- [Exercise task] Where the data below has the string "model", return the whole line.

- [Recorded information]

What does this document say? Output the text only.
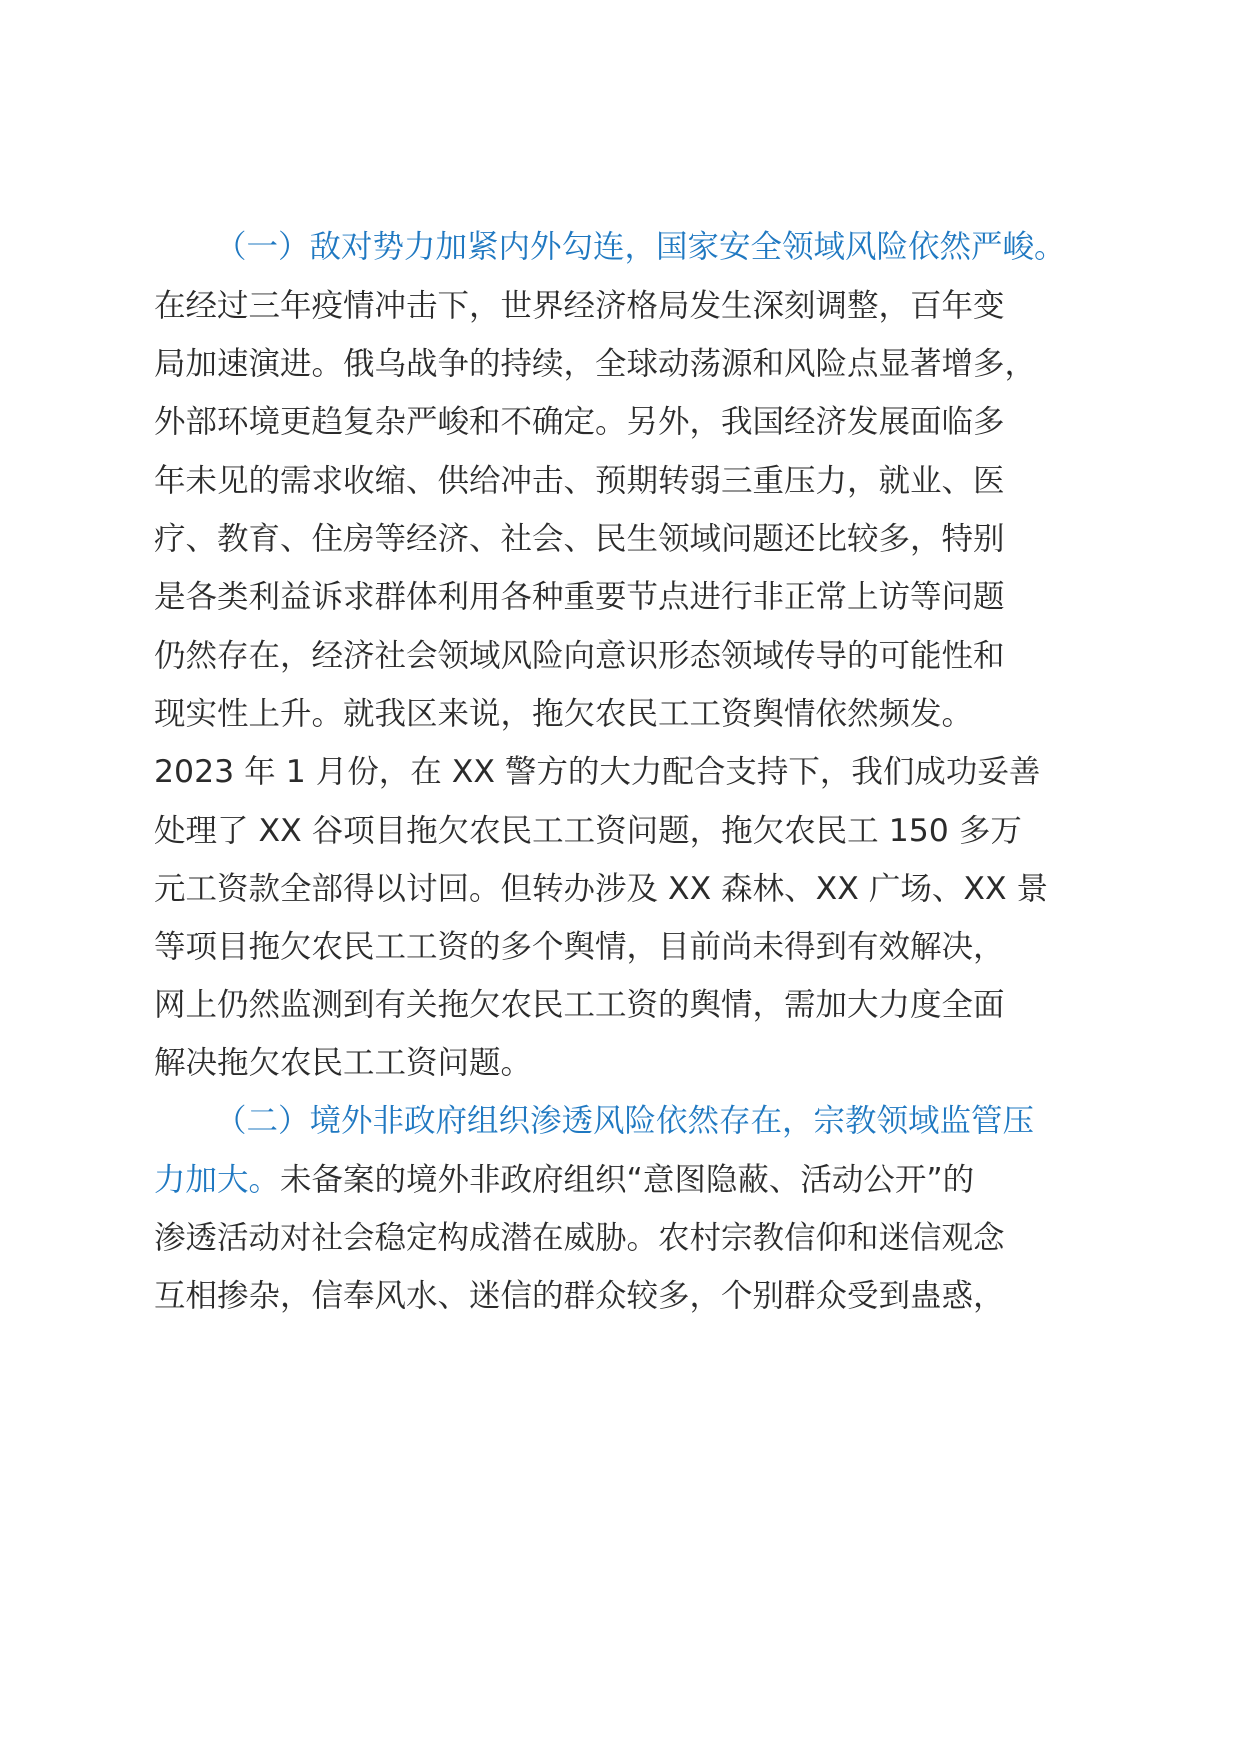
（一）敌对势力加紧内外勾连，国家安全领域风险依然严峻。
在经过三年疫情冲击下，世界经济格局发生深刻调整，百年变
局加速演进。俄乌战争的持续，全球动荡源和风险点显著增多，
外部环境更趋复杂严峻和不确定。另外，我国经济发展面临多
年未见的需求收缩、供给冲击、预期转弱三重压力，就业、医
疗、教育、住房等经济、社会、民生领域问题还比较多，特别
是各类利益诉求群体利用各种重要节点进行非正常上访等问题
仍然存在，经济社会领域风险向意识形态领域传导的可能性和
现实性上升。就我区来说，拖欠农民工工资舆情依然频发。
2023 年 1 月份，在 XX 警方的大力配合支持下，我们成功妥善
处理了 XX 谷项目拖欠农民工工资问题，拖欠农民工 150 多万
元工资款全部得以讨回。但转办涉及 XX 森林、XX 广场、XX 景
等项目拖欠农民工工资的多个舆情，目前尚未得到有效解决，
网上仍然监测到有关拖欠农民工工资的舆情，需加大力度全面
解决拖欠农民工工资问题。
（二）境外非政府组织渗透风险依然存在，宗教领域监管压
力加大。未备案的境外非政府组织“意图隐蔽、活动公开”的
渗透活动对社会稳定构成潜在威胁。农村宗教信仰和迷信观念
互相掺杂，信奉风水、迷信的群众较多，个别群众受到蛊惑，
...
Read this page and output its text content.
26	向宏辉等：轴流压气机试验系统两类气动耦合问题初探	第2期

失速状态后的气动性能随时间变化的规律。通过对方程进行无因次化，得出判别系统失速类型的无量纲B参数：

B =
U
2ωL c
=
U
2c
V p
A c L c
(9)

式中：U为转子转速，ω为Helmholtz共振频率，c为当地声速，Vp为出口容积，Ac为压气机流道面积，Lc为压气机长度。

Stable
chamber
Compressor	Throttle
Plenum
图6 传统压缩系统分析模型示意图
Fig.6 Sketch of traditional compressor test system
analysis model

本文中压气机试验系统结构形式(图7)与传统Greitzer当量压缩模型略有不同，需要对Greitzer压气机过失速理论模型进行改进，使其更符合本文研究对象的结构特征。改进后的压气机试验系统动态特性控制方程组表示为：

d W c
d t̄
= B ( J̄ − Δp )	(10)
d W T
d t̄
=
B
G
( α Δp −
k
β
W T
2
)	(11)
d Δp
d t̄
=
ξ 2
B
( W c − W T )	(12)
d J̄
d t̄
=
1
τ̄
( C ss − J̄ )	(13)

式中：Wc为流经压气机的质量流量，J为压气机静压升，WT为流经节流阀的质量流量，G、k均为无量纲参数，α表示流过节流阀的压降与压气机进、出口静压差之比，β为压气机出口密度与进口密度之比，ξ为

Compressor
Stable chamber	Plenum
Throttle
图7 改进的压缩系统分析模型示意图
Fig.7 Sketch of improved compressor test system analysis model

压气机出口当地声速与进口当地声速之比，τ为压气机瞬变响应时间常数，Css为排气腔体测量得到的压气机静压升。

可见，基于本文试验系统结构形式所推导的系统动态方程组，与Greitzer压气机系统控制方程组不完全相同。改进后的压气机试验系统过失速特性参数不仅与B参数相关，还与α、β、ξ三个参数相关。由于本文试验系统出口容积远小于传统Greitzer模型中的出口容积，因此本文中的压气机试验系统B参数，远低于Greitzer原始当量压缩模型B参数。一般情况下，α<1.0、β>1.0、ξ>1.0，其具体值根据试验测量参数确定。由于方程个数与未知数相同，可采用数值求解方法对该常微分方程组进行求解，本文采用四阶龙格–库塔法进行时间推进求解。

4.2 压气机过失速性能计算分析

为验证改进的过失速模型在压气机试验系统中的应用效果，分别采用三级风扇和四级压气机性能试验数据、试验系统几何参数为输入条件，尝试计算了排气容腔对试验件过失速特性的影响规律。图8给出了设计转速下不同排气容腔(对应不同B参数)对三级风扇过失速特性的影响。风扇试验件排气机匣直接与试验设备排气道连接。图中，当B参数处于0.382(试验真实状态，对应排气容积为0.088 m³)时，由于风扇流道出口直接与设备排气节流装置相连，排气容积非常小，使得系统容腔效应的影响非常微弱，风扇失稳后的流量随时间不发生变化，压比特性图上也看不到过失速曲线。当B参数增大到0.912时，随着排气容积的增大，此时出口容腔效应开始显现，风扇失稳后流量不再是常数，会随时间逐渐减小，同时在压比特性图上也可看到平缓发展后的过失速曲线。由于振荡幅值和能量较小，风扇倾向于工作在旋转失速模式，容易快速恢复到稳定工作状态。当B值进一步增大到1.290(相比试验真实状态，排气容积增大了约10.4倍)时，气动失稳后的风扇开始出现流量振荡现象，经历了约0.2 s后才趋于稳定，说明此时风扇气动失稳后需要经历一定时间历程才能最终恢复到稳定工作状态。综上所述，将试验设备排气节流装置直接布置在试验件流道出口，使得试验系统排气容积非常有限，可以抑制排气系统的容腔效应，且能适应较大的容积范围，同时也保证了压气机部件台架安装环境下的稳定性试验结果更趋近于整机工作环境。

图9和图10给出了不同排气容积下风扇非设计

- [Answer for the task]
analysis model
Fig.7 Sketch of improved compressor test system analysis model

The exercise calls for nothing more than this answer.